─── Source extract

Rarely serious...about anything..

Rarely serious...about anything..
Holiday card pictures take 2
My husband calls me a hypochondriac, which I am not, well, maybe I am, but, not the regular kind of hypochondriac. I just always think something is wrong with me. Before you laugh, I don't make things, up, well, I make things up, but, they are real. Don't get it? Let me explain. If I have pain in my wrist, suddenly its wrist cancer, if my side hurts, it's appendicitis, but, these things really do hurt. It's just they don't hurt enough or for long enough for them to really be something serious. If I at least mention it out loud once, it usually goes away. (in the interest of being honest, it is never once. It is multiple times. Over and over again). I can't help it. It's been passed down for generations. I can't tell you how many times my sister texts me and tells me, "I can't handle your mother right now, please call her." I know how to talk her "off the ledge",  Most likely because I just talked myself off one thirty minutes ago. I also can't read the side effects page of prescriptions. My doctor can give me the safest, most used medication in the world and if there is one bad side effect and I read about it, I get it. No joke. If it says erectile dysfunction, I got it. So you can imagine how going to the doctor is for me. I avoid it at all costs. Especially the dentist.

One day several years ago, I woke up one morning with slight tooth pain, I didn't think much of it, except of course mention it to my husband or a hundred times and ask him if he thinks I have tooth cancer. I went about my day, popping ibuprofen every 6 hours like the bottle says. I started to notice later in the evening that the pain wasn't really going away with the pills anymore. By the time morning came around I was in some pretty serious real pain. My husband suggested a trip to the dentist. Silly man. I spent that day and the next rinsing with warm salt water and scouring the house for old antibiotics (yes, I know!). I couldn't sleep, eat or really even function. My husband woke the the fourth morning to find me sitting up on the couch. 

"That's it, you're going to the dentist." 

"Uhmmm, you can't make me" I mumbled.

──────
─── Data shown

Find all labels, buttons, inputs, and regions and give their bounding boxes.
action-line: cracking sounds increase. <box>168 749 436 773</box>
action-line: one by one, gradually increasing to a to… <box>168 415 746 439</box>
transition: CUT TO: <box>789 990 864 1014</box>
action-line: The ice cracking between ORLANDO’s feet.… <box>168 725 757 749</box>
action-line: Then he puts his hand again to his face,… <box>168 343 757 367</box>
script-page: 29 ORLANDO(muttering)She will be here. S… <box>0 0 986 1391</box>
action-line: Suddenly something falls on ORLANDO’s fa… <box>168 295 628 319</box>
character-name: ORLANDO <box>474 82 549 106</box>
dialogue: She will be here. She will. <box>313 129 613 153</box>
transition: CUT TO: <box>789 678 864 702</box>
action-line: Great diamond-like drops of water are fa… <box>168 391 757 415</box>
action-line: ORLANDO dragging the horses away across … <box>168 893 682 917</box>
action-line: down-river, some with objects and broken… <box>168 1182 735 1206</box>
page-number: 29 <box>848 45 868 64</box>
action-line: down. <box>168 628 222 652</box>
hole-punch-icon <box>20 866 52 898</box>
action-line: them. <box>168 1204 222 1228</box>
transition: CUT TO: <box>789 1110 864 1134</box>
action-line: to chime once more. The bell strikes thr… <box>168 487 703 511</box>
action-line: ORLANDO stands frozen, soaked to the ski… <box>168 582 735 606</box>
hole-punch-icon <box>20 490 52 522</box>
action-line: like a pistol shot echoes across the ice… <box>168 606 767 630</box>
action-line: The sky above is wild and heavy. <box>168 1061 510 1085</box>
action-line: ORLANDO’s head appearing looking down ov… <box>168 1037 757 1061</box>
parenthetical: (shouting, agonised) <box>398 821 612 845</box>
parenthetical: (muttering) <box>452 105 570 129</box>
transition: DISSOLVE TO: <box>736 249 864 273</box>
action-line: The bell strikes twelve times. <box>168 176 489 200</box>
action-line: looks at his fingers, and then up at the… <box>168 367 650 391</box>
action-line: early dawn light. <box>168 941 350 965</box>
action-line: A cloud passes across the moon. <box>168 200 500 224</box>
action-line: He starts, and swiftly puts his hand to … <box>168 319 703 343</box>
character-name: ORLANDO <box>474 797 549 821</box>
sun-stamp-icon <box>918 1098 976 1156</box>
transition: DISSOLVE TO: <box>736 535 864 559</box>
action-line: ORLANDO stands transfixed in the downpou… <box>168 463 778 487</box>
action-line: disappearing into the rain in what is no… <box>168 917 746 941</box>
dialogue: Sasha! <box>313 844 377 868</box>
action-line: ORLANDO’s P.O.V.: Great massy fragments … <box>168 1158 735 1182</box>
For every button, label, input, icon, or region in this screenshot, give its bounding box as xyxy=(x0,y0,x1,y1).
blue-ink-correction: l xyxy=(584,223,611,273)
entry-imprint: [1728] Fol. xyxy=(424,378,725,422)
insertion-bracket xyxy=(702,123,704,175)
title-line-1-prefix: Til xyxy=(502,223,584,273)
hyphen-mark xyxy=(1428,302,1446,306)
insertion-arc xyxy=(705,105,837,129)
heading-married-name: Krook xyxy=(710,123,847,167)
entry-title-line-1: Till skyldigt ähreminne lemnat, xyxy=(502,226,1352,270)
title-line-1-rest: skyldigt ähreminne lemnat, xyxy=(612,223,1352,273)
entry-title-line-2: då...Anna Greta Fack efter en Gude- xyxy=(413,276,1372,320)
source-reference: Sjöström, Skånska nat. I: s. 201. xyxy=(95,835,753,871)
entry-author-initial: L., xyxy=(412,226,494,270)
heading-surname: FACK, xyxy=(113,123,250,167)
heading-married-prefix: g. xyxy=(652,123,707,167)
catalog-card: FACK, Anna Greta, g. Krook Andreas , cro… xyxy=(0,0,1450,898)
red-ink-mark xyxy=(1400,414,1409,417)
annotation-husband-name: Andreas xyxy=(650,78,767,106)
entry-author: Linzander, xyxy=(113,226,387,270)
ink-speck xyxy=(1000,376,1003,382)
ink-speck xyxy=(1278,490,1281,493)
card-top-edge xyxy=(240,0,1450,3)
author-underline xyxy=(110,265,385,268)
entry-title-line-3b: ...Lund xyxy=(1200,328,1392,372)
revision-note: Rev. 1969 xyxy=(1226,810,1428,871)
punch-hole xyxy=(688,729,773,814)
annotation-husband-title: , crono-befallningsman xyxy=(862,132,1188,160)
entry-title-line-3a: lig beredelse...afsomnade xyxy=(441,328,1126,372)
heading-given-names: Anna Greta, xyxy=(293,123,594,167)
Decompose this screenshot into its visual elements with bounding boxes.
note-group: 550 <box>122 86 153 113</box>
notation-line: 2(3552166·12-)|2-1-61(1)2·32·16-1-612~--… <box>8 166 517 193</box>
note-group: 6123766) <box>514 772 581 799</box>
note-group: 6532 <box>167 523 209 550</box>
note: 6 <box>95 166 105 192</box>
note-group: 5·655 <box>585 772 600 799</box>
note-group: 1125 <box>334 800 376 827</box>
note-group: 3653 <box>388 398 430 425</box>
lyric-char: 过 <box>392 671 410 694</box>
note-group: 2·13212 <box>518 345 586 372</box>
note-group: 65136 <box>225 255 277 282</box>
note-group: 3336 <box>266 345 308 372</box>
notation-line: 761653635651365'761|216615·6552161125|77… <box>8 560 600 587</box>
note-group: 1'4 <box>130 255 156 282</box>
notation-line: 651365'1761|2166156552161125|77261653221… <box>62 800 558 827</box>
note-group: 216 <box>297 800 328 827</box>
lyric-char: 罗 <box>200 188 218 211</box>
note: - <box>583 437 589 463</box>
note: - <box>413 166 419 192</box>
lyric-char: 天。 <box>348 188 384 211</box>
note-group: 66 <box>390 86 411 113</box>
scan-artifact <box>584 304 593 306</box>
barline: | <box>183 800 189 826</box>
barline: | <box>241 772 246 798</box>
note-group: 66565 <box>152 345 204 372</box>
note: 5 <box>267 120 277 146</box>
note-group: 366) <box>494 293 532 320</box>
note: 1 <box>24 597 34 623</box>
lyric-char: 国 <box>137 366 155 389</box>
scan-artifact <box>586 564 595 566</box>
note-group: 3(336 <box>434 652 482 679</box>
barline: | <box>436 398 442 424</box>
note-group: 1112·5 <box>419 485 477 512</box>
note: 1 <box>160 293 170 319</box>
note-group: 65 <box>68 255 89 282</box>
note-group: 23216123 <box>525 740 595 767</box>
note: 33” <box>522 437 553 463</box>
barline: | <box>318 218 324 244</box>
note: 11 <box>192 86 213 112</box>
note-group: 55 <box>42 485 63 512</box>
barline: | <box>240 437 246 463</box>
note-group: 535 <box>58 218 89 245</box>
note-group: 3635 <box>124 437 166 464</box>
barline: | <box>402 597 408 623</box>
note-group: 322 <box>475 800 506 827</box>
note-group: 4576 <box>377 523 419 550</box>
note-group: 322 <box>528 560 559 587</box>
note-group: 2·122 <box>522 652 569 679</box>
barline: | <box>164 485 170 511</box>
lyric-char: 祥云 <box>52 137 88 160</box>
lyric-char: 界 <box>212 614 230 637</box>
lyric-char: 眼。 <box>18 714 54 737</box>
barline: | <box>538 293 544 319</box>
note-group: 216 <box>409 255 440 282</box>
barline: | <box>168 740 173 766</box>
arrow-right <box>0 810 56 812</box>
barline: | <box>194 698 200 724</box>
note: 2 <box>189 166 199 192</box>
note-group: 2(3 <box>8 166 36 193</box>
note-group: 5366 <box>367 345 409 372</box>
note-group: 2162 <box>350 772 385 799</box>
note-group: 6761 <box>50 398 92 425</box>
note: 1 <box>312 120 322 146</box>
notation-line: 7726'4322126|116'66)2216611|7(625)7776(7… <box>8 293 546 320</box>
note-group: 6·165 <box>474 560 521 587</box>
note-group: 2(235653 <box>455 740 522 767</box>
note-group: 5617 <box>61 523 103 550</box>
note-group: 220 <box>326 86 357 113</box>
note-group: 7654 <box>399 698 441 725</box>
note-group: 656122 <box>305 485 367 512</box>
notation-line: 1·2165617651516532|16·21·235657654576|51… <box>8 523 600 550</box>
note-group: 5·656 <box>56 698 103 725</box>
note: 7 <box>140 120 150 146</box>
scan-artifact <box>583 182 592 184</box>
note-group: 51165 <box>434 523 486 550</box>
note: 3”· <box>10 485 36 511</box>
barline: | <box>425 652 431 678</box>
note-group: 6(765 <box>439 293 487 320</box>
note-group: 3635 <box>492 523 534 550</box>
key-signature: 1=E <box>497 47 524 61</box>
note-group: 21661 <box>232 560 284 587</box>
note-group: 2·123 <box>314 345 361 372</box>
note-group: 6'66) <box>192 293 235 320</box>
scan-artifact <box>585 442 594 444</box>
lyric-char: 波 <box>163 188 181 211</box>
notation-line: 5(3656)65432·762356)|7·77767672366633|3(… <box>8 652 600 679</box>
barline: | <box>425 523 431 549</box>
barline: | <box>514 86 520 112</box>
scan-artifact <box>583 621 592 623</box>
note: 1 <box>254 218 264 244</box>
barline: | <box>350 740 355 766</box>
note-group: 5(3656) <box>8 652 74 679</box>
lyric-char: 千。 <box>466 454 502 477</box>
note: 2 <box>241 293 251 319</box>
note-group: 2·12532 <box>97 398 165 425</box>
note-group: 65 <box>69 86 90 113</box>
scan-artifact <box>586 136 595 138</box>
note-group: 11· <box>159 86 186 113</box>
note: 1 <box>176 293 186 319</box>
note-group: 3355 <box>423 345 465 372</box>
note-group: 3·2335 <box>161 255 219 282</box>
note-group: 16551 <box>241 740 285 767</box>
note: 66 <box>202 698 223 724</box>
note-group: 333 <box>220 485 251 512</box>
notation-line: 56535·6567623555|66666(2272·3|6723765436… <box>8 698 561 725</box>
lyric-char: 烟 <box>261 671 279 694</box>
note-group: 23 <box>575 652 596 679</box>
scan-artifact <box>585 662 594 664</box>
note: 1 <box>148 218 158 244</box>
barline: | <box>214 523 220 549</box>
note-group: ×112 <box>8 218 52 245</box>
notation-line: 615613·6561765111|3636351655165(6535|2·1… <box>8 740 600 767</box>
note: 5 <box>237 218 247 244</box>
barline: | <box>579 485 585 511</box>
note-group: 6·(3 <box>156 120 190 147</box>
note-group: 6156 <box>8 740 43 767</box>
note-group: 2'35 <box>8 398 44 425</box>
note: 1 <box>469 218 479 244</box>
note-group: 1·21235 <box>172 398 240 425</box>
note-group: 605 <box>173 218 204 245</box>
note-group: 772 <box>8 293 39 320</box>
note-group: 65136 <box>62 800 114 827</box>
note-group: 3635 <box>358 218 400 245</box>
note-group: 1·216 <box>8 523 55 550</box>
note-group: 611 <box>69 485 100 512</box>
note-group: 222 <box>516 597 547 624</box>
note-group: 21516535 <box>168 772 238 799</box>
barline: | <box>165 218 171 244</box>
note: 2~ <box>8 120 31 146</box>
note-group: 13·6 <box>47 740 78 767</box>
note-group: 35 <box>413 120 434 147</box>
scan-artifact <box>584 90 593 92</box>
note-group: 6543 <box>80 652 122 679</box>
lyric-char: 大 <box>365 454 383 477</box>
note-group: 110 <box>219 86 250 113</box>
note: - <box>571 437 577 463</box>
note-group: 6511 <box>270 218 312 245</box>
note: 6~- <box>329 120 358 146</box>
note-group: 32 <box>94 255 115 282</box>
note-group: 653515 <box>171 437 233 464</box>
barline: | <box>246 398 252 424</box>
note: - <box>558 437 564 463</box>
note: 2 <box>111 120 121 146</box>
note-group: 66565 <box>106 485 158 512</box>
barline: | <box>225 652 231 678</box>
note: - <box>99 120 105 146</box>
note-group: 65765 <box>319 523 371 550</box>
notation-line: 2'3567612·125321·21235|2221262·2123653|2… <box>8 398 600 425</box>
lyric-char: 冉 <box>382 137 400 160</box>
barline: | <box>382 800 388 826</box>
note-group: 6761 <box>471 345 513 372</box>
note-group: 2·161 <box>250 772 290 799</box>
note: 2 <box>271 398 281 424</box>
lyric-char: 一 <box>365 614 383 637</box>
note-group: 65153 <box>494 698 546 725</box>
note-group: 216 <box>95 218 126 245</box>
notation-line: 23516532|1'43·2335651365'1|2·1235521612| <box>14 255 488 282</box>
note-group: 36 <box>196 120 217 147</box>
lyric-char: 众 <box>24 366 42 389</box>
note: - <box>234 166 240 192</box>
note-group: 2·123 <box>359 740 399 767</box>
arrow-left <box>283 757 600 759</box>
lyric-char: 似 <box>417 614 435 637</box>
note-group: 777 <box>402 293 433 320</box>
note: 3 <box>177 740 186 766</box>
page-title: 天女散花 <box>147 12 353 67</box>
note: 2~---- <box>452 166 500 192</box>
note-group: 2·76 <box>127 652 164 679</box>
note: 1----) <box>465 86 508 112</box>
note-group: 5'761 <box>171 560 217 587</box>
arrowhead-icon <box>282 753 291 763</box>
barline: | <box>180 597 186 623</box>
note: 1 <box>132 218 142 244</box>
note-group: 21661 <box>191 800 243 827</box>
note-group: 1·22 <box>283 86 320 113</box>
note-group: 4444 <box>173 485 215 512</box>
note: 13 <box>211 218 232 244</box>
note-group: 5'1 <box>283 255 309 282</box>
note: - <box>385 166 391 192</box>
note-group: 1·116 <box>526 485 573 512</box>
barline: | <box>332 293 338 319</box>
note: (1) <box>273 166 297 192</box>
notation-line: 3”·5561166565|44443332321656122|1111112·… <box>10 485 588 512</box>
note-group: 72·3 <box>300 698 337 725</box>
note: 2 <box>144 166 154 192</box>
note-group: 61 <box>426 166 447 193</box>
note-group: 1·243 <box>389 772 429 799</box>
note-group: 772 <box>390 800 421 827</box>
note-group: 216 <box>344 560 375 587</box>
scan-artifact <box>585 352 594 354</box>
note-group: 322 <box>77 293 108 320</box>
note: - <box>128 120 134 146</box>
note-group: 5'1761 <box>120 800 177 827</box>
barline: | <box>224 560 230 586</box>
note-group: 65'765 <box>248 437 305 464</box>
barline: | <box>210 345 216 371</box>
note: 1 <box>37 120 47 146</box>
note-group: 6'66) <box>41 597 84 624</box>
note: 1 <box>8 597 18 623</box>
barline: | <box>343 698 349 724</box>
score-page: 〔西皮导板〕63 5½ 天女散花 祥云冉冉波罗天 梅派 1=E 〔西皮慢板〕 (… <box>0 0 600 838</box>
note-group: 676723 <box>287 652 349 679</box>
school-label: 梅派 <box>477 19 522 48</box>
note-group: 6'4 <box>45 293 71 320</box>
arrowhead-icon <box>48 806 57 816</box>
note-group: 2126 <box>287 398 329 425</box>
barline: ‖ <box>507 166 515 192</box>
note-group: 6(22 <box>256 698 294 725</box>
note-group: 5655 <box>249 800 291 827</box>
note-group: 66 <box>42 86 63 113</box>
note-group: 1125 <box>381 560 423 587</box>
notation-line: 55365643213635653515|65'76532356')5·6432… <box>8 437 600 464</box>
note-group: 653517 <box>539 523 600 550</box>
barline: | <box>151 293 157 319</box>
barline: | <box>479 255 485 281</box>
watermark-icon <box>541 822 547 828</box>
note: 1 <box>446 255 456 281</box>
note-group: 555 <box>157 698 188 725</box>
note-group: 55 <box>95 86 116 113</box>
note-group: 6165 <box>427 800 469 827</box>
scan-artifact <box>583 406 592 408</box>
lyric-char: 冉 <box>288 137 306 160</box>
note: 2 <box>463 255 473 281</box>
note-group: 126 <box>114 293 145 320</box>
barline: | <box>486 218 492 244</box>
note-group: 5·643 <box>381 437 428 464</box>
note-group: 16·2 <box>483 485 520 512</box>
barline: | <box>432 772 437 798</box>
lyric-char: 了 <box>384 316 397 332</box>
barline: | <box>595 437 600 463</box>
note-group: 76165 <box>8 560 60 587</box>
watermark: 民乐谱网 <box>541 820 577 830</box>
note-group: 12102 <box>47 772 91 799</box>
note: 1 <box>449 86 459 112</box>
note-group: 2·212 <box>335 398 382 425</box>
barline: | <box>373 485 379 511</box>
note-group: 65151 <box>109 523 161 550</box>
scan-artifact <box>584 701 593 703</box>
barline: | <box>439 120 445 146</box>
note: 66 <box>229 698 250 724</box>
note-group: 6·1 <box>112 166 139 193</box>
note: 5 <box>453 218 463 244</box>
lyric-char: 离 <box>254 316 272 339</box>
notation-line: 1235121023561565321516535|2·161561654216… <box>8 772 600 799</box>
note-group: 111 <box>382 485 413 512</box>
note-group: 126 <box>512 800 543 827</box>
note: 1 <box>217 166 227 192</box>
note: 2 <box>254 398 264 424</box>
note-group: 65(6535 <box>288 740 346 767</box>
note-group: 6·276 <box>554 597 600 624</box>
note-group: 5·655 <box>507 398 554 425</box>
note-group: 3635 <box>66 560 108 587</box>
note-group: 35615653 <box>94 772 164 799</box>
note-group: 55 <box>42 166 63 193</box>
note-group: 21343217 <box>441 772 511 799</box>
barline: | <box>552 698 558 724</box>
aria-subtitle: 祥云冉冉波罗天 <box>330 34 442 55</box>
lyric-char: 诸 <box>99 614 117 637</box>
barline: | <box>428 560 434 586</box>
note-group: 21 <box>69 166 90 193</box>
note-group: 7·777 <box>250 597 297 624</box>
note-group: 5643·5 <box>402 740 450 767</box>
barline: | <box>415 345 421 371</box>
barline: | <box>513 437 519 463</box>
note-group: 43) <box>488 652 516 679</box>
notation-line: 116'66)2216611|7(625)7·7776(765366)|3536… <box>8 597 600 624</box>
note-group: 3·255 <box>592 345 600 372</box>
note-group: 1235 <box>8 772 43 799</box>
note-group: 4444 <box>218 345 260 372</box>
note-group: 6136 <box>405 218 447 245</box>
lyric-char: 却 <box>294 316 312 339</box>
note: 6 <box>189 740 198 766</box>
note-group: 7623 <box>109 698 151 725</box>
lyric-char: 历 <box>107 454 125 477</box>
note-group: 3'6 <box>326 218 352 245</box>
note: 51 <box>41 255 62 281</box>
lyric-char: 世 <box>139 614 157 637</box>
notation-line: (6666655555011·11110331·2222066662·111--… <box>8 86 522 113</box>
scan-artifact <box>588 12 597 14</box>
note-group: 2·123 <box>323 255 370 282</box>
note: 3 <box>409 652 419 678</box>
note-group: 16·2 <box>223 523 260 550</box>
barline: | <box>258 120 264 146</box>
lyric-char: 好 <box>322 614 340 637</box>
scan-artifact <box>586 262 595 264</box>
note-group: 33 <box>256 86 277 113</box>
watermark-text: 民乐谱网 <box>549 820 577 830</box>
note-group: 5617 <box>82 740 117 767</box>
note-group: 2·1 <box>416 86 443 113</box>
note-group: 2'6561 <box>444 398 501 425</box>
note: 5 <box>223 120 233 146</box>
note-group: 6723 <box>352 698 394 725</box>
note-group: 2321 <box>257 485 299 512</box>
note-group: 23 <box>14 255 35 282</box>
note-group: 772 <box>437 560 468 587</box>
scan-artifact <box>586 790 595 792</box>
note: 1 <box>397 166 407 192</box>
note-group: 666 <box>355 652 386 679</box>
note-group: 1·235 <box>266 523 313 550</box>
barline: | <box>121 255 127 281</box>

──────

Brief 1 => Summarize the hypochondria blog post in two sentences.
Brief 2 => Write the next part of the hypochondria blog post, picking up after its final line.
The rows were drawn from a different source than the hypochondria blog post.

Exercise result 1 => The writer admits to constantly believing something is wrong, to being unable to read medication side effects without getting them, and to avoiding doctors at all costs, especially the dentist. Several years ago, a slight toothache grew into severe pain over days of ibuprofen, salt-water rinses and a hunt for old antibiotics, until on the fourth morning the writer's husband declared a trip to the dentist and got a mumbled refusal.

Exercise result 2 =>
"Oh for shits sake Cathie, you look like crap, clearly there is something wrong, you need to go.

I'm pretty sure I blacked out from the pain, but, I don't think I argued much more and honestly, blacking out is about the only reason I wouldn't argue about this. Several hours later we are in a specialist office in a swanky part of Orange County. My regular dentist took one look at me and sent us here, to a  " s p e c i a l i s t".  Doctor language for "expensive." 

Apparently, I had let my tooth go so long it was past the point of being viable for a root canal and I had to get it extracted. Not only that, he couldn't do the extraction in his office, the exam showed that every time I moved my head my nerve endings were touching.. Ouch. Explains why I couldn't eat or sleep for three days. I remember admiring the room they put me in. I mentioned to Jeff that it was a nice office. He glared and said something like, "How do you think they pay for this nice office Cathie, this ain't gonna be cheap". By this time I didn't care much, I had been shaking so badly from nerves and being cold and not eating, the nurse had put warm blankets on me and gave me something to dull the pain.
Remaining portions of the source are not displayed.